_Stated goal_.
Transcribe the listing below word for word.

_Data in this exercise_.

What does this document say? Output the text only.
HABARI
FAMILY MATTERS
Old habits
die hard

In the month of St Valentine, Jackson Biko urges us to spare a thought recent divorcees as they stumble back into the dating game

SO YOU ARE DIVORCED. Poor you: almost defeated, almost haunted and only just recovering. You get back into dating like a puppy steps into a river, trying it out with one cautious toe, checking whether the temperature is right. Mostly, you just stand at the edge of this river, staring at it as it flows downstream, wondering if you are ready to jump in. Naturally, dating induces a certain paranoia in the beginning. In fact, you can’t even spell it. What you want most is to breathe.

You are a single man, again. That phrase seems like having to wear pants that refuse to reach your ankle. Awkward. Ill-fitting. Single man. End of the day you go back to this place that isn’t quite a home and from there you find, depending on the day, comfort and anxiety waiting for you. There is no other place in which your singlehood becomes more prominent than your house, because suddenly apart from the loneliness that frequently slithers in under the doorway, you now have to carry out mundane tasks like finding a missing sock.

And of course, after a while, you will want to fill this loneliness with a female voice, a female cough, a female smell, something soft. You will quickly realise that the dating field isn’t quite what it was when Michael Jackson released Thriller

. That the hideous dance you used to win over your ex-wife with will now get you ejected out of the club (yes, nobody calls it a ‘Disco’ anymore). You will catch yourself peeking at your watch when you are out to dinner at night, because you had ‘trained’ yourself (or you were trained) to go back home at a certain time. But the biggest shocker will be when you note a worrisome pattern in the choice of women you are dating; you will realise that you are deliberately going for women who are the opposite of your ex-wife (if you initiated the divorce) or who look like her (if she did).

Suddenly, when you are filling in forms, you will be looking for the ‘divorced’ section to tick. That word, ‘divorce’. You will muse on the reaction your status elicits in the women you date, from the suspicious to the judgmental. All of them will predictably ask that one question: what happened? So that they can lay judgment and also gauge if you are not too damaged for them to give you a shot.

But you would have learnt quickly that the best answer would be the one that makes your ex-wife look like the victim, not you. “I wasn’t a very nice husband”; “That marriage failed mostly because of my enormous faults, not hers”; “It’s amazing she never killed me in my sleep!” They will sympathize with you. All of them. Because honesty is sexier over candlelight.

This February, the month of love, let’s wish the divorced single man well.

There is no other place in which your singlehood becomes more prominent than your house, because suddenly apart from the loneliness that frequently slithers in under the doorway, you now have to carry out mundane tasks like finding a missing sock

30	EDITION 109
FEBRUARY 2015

_Result_.
What does this document say? Output the text only.
HABARI
FAMILY MATTERS
Old habits
die hard

In the month of St Valentine, Jackson Biko urges us to spare a thought recent divorcees as they stumble back into the dating game

SO YOU ARE DIVORCED. Poor you: almost defeated, almost haunted and only just recovering. You get back into dating like a puppy steps into a river, trying it out with one cautious toe, checking whether the temperature is right. Mostly, you just stand at the edge of this river, staring at it as it flows downstream, wondering if you are ready to jump in. Naturally, dating induces a certain paranoia in the beginning. In fact, you can’t even spell it. What you want most is to breathe.

You are a single man, again. That phrase seems like having to wear pants that refuse to reach your ankle. Awkward. Ill-fitting. Single man. End of the day you go back to this place that isn’t quite a home and from there you find, depending on the day, comfort and anxiety waiting for you. There is no other place in which your singlehood becomes more prominent than your house, because suddenly apart from the loneliness that frequently slithers in under the doorway, you now have to carry out mundane tasks like finding a missing sock.

And of course, after a while, you will want to fill this loneliness with a female voice, a female cough, a female smell, something soft. You will quickly realise that the dating field isn’t quite what it was when Michael Jackson released Thriller

. That the hideous dance you used to win over your ex-wife with will now get you ejected out of the club (yes, nobody calls it a ‘Disco’ anymore). You will catch yourself peeking at your watch when you are out to dinner at night, because you had ‘trained’ yourself (or you were trained) to go back home at a certain time. But the biggest shocker will be when you note a worrisome pattern in the choice of women you are dating; you will realise that you are deliberately going for women who are the opposite of your ex-wife (if you initiated the divorce) or who look like her (if she did).

Suddenly, when you are filling in forms, you will be looking for the ‘divorced’ section to tick. That word, ‘divorce’. You will muse on the reaction your status elicits in the women you date, from the suspicious to the judgmental. All of them will predictably ask that one question: what happened? So that they can lay judgment and also gauge if you are not too damaged for them to give you a shot.

But you would have learnt quickly that the best answer would be the one that makes your ex-wife look like the victim, not you. “I wasn’t a very nice husband”; “That marriage failed mostly because of my enormous faults, not hers”; “It’s amazing she never killed me in my sleep!” They will sympathize with you. All of them. Because honesty is sexier over candlelight.

This February, the month of love, let’s wish the divorced single man well.

There is no other place in which your singlehood becomes more prominent than your house, because suddenly apart from the loneliness that frequently slithers in under the doorway, you now have to carry out mundane tasks like finding a missing sock

30	EDITION 109
FEBRUARY 2015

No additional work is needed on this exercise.